::: DATA IN THIS EXERCISE

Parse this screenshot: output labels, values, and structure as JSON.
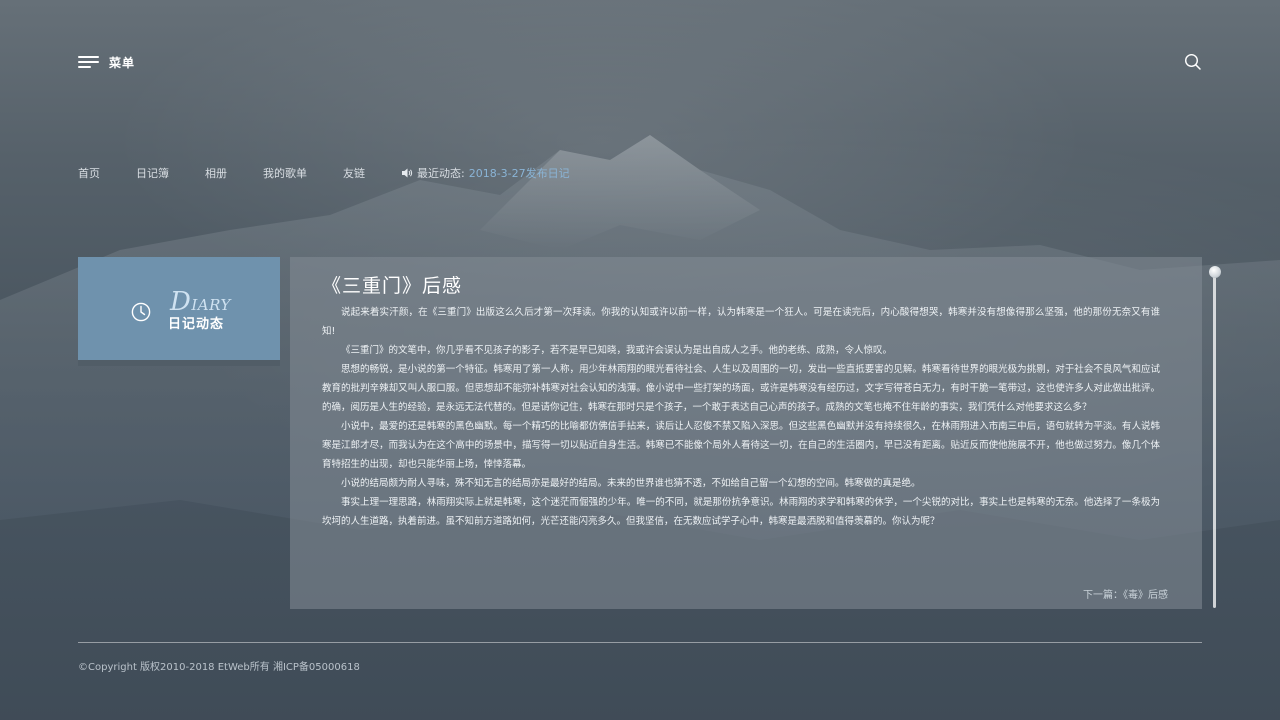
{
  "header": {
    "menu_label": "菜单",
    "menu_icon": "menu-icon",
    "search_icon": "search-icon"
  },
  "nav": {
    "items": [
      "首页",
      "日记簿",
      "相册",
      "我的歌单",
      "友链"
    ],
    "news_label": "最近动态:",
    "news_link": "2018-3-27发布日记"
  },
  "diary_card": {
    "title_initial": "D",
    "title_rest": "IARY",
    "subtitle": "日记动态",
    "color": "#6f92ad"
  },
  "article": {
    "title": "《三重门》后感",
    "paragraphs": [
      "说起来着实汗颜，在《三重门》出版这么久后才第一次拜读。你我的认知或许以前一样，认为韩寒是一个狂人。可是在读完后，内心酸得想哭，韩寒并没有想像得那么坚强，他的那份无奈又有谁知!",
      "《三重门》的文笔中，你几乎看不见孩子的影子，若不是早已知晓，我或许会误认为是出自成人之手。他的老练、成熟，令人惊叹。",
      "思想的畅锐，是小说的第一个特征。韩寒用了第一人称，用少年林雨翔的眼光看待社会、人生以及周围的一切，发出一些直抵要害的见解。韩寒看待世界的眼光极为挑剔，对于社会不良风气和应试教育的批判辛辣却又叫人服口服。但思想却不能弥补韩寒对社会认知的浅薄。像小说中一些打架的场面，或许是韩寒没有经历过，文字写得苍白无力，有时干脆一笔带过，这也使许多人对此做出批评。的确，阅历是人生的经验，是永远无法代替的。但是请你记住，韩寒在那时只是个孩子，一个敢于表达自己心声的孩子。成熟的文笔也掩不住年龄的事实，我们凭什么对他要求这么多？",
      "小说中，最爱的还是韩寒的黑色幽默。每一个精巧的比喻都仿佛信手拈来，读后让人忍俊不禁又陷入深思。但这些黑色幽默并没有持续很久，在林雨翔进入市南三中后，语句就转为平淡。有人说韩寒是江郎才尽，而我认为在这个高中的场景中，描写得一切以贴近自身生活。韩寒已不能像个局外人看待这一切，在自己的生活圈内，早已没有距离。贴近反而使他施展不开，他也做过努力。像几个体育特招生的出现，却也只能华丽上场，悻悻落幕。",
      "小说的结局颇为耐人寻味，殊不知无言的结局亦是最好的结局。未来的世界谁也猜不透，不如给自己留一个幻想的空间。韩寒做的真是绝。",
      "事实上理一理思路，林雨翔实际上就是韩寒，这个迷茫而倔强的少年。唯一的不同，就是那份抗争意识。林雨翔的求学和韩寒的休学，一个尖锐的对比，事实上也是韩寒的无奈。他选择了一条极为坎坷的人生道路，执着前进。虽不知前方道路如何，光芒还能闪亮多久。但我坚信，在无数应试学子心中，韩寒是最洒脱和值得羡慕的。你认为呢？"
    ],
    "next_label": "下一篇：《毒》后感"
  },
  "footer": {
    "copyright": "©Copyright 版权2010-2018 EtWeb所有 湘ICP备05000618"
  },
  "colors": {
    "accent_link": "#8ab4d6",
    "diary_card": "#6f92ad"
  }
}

::::::
::: DATA IN THIS EXERCISE

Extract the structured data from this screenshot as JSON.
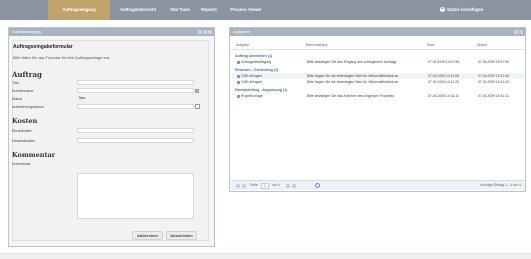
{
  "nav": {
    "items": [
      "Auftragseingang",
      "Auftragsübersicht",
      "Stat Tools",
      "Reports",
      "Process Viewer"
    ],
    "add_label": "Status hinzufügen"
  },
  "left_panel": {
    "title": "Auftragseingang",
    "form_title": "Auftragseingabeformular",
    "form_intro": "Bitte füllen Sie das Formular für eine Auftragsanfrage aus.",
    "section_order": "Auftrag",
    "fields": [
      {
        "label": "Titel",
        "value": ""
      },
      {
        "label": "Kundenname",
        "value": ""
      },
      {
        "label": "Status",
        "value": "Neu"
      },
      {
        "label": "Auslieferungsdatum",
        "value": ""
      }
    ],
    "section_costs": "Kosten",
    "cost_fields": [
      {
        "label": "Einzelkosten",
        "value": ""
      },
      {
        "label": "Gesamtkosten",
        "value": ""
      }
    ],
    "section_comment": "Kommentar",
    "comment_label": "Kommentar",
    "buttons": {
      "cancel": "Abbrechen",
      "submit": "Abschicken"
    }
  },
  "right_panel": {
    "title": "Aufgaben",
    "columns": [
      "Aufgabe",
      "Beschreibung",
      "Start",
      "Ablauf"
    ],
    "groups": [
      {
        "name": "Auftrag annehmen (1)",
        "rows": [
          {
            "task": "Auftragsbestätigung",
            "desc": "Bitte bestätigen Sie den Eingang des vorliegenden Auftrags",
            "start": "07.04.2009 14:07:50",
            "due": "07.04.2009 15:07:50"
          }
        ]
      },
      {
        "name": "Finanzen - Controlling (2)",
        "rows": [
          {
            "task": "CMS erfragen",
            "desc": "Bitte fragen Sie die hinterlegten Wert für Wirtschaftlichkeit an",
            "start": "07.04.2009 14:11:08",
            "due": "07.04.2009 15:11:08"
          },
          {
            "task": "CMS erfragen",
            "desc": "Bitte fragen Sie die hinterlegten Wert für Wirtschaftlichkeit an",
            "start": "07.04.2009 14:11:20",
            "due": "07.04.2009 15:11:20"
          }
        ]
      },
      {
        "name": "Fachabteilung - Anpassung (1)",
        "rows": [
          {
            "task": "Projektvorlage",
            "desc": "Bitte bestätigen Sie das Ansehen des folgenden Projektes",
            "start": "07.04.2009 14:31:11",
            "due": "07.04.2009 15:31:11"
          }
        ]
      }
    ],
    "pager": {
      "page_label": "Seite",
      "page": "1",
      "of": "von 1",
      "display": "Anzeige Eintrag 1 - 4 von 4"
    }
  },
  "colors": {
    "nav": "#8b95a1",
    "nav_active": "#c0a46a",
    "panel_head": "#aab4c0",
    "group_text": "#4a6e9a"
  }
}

::::::
::: DATA IN THIS EXERCISE

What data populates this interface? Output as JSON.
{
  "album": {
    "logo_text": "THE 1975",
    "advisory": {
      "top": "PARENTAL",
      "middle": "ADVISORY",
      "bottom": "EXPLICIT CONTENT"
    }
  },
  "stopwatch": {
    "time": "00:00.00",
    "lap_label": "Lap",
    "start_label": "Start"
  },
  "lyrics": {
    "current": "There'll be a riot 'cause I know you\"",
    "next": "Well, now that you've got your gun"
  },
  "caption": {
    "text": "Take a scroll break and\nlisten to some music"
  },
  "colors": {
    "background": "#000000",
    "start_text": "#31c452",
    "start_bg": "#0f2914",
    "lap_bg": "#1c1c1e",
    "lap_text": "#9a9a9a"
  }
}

::::::

• YOUR TASK: For the entries above, count the lines that contain the string "icon", and state that number without further comment.

• SOLVED EXERCISE: 2